Exercise task. What follows is a block of records; reproduce all of it verbatim.

(Data entries)
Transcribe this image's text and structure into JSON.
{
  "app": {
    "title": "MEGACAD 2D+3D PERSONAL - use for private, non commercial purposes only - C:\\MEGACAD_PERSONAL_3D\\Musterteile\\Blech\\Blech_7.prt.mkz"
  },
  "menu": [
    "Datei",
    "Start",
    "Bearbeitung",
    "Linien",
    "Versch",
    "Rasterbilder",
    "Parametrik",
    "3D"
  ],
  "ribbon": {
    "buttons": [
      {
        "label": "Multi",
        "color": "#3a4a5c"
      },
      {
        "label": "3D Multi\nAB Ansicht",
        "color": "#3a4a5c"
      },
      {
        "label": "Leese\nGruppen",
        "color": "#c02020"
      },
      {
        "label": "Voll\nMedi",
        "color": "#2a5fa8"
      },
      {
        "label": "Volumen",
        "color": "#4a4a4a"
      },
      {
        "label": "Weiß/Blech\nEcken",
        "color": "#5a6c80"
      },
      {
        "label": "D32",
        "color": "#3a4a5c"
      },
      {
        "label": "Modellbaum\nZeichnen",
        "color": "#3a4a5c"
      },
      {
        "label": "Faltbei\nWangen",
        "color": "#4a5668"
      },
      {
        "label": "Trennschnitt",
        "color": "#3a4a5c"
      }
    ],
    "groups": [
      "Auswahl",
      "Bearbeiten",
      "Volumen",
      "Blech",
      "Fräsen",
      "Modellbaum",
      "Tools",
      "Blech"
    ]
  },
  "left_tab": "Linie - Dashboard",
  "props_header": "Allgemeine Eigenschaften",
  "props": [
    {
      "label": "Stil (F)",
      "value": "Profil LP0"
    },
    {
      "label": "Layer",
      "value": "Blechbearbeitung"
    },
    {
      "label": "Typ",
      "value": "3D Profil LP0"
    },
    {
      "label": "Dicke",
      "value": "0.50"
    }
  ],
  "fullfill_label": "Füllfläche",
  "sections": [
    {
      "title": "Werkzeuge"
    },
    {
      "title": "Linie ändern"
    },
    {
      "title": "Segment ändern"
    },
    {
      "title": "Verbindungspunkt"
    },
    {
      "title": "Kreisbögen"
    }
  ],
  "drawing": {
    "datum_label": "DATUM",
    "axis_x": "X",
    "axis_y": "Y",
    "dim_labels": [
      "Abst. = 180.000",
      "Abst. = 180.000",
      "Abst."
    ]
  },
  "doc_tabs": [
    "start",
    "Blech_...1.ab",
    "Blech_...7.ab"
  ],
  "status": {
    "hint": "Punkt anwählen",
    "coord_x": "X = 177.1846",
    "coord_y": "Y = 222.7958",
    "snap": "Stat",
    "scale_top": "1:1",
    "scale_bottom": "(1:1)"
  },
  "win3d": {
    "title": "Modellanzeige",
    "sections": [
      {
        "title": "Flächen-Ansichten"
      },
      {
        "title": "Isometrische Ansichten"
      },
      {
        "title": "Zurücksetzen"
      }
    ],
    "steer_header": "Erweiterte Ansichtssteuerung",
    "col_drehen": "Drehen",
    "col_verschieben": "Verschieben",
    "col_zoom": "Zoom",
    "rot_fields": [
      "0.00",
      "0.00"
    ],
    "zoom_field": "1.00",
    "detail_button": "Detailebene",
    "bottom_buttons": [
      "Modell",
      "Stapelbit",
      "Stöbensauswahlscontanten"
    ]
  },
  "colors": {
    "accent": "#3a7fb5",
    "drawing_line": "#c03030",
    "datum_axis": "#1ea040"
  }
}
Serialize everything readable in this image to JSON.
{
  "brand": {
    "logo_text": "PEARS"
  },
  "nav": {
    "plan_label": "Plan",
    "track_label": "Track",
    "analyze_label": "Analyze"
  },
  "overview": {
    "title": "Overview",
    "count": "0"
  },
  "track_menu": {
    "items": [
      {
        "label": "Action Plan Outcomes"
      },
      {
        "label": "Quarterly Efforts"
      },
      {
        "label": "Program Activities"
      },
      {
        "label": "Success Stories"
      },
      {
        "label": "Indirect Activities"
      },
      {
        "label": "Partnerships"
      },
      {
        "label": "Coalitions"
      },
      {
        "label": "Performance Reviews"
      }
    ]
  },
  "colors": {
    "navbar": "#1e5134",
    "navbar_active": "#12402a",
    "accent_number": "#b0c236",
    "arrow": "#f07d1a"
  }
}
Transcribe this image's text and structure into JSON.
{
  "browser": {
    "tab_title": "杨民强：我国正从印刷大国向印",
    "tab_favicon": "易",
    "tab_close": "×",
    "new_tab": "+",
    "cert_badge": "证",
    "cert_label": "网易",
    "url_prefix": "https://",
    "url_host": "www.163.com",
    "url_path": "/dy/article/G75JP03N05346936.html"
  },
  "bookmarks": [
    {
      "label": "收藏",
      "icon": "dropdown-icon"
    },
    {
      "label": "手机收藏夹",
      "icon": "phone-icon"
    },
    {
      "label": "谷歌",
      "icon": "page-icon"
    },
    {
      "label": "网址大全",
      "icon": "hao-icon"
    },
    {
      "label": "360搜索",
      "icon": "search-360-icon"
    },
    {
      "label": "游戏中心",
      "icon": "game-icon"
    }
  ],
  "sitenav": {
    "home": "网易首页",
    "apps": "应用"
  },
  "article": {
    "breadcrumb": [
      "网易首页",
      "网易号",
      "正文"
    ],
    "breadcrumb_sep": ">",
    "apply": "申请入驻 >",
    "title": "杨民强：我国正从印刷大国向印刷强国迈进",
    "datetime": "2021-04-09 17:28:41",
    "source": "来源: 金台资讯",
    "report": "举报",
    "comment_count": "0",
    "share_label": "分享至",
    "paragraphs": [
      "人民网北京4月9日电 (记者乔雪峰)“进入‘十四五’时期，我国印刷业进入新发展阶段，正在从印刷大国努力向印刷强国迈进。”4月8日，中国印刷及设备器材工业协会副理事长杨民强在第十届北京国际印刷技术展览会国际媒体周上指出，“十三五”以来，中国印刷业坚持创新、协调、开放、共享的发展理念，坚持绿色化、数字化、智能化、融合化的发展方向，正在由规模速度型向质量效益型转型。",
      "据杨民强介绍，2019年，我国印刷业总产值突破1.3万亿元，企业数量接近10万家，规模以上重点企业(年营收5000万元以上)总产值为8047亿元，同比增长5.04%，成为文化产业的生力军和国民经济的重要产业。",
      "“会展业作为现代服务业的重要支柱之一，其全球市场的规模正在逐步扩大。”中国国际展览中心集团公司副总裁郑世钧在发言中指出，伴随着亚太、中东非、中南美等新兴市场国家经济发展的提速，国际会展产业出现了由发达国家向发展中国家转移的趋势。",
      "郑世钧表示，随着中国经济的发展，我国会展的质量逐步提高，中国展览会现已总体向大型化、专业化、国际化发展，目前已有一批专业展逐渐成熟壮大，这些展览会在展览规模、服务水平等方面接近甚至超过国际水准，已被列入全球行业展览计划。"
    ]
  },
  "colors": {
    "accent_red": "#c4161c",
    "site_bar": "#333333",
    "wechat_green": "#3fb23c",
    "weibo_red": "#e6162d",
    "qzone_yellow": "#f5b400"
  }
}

Answer to this task.
Transcribe this image's text and structure into JSON.
{
  "app": {
    "title": "MEGACAD 2D+3D PERSONAL - use for private, non commercial purposes only - C:\\MEGACAD_PERSONAL_3D\\Musterteile\\Blech\\Blech_7.prt.mkz"
  },
  "menu": [
    "Datei",
    "Start",
    "Bearbeitung",
    "Linien",
    "Versch",
    "Rasterbilder",
    "Parametrik",
    "3D"
  ],
  "ribbon": {
    "buttons": [
      {
        "label": "Multi",
        "color": "#3a4a5c"
      },
      {
        "label": "3D Multi\nAB Ansicht",
        "color": "#3a4a5c"
      },
      {
        "label": "Leese\nGruppen",
        "color": "#c02020"
      },
      {
        "label": "Voll\nMedi",
        "color": "#2a5fa8"
      },
      {
        "label": "Volumen",
        "color": "#4a4a4a"
      },
      {
        "label": "Weiß/Blech\nEcken",
        "color": "#5a6c80"
      },
      {
        "label": "D32",
        "color": "#3a4a5c"
      },
      {
        "label": "Modellbaum\nZeichnen",
        "color": "#3a4a5c"
      },
      {
        "label": "Faltbei\nWangen",
        "color": "#4a5668"
      },
      {
        "label": "Trennschnitt",
        "color": "#3a4a5c"
      }
    ],
    "groups": [
      "Auswahl",
      "Bearbeiten",
      "Volumen",
      "Blech",
      "Fräsen",
      "Modellbaum",
      "Tools",
      "Blech"
    ]
  },
  "left_tab": "Linie - Dashboard",
  "props_header": "Allgemeine Eigenschaften",
  "props": [
    {
      "label": "Stil (F)",
      "value": "Profil LP0"
    },
    {
      "label": "Layer",
      "value": "Blechbearbeitung"
    },
    {
      "label": "Typ",
      "value": "3D Profil LP0"
    },
    {
      "label": "Dicke",
      "value": "0.50"
    }
  ],
  "fullfill_label": "Füllfläche",
  "sections": [
    {
      "title": "Werkzeuge"
    },
    {
      "title": "Linie ändern"
    },
    {
      "title": "Segment ändern"
    },
    {
      "title": "Verbindungspunkt"
    },
    {
      "title": "Kreisbögen"
    }
  ],
  "drawing": {
    "datum_label": "DATUM",
    "axis_x": "X",
    "axis_y": "Y",
    "dim_labels": [
      "Abst. = 180.000",
      "Abst. = 180.000",
      "Abst."
    ]
  },
  "doc_tabs": [
    "start",
    "Blech_...1.ab",
    "Blech_...7.ab"
  ],
  "status": {
    "hint": "Punkt anwählen",
    "coord_x": "X = 177.1846",
    "coord_y": "Y = 222.7958",
    "snap": "Stat",
    "scale_top": "1:1",
    "scale_bottom": "(1:1)"
  },
  "win3d": {
    "title": "Modellanzeige",
    "sections": [
      {
        "title": "Flächen-Ansichten"
      },
      {
        "title": "Isometrische Ansichten"
      },
      {
        "title": "Zurücksetzen"
      }
    ],
    "steer_header": "Erweiterte Ansichtssteuerung",
    "col_drehen": "Drehen",
    "col_verschieben": "Verschieben",
    "col_zoom": "Zoom",
    "rot_fields": [
      "0.00",
      "0.00"
    ],
    "zoom_field": "1.00",
    "detail_button": "Detailebene",
    "bottom_buttons": [
      "Modell",
      "Stapelbit",
      "Stöbensauswahlscontanten"
    ]
  },
  "colors": {
    "accent": "#3a7fb5",
    "drawing_line": "#c03030",
    "datum_axis": "#1ea040"
  }
}
Serialize everything readable in this image to JSON.
{
  "brand": {
    "logo_text": "PEARS"
  },
  "nav": {
    "plan_label": "Plan",
    "track_label": "Track",
    "analyze_label": "Analyze"
  },
  "overview": {
    "title": "Overview",
    "count": "0"
  },
  "track_menu": {
    "items": [
      {
        "label": "Action Plan Outcomes"
      },
      {
        "label": "Quarterly Efforts"
      },
      {
        "label": "Program Activities"
      },
      {
        "label": "Success Stories"
      },
      {
        "label": "Indirect Activities"
      },
      {
        "label": "Partnerships"
      },
      {
        "label": "Coalitions"
      },
      {
        "label": "Performance Reviews"
      }
    ]
  },
  "colors": {
    "navbar": "#1e5134",
    "navbar_active": "#12402a",
    "accent_number": "#b0c236",
    "arrow": "#f07d1a"
  }
}
Transcribe this image's text and structure into JSON.
{
  "browser": {
    "tab_title": "杨民强：我国正从印刷大国向印",
    "tab_favicon": "易",
    "tab_close": "×",
    "new_tab": "+",
    "cert_badge": "证",
    "cert_label": "网易",
    "url_prefix": "https://",
    "url_host": "www.163.com",
    "url_path": "/dy/article/G75JP03N05346936.html"
  },
  "bookmarks": [
    {
      "label": "收藏",
      "icon": "dropdown-icon"
    },
    {
      "label": "手机收藏夹",
      "icon": "phone-icon"
    },
    {
      "label": "谷歌",
      "icon": "page-icon"
    },
    {
      "label": "网址大全",
      "icon": "hao-icon"
    },
    {
      "label": "360搜索",
      "icon": "search-360-icon"
    },
    {
      "label": "游戏中心",
      "icon": "game-icon"
    }
  ],
  "sitenav": {
    "home": "网易首页",
    "apps": "应用"
  },
  "article": {
    "breadcrumb": [
      "网易首页",
      "网易号",
      "正文"
    ],
    "breadcrumb_sep": ">",
    "apply": "申请入驻 >",
    "title": "杨民强：我国正从印刷大国向印刷强国迈进",
    "datetime": "2021-04-09 17:28:41",
    "source": "来源: 金台资讯",
    "report": "举报",
    "comment_count": "0",
    "share_label": "分享至",
    "paragraphs": [
      "人民网北京4月9日电 (记者乔雪峰)“进入‘十四五’时期，我国印刷业进入新发展阶段，正在从印刷大国努力向印刷强国迈进。”4月8日，中国印刷及设备器材工业协会副理事长杨民强在第十届北京国际印刷技术展览会国际媒体周上指出，“十三五”以来，中国印刷业坚持创新、协调、开放、共享的发展理念，坚持绿色化、数字化、智能化、融合化的发展方向，正在由规模速度型向质量效益型转型。",
      "据杨民强介绍，2019年，我国印刷业总产值突破1.3万亿元，企业数量接近10万家，规模以上重点企业(年营收5000万元以上)总产值为8047亿元，同比增长5.04%，成为文化产业的生力军和国民经济的重要产业。",
      "“会展业作为现代服务业的重要支柱之一，其全球市场的规模正在逐步扩大。”中国国际展览中心集团公司副总裁郑世钧在发言中指出，伴随着亚太、中东非、中南美等新兴市场国家经济发展的提速，国际会展产业出现了由发达国家向发展中国家转移的趋势。",
      "郑世钧表示，随着中国经济的发展，我国会展的质量逐步提高，中国展览会现已总体向大型化、专业化、国际化发展，目前已有一批专业展逐渐成熟壮大，这些展览会在展览规模、服务水平等方面接近甚至超过国际水准，已被列入全球行业展览计划。"
    ]
  },
  "colors": {
    "accent_red": "#c4161c",
    "site_bar": "#333333",
    "wechat_green": "#3fb23c",
    "weibo_red": "#e6162d",
    "qzone_yellow": "#f5b400"
  }
}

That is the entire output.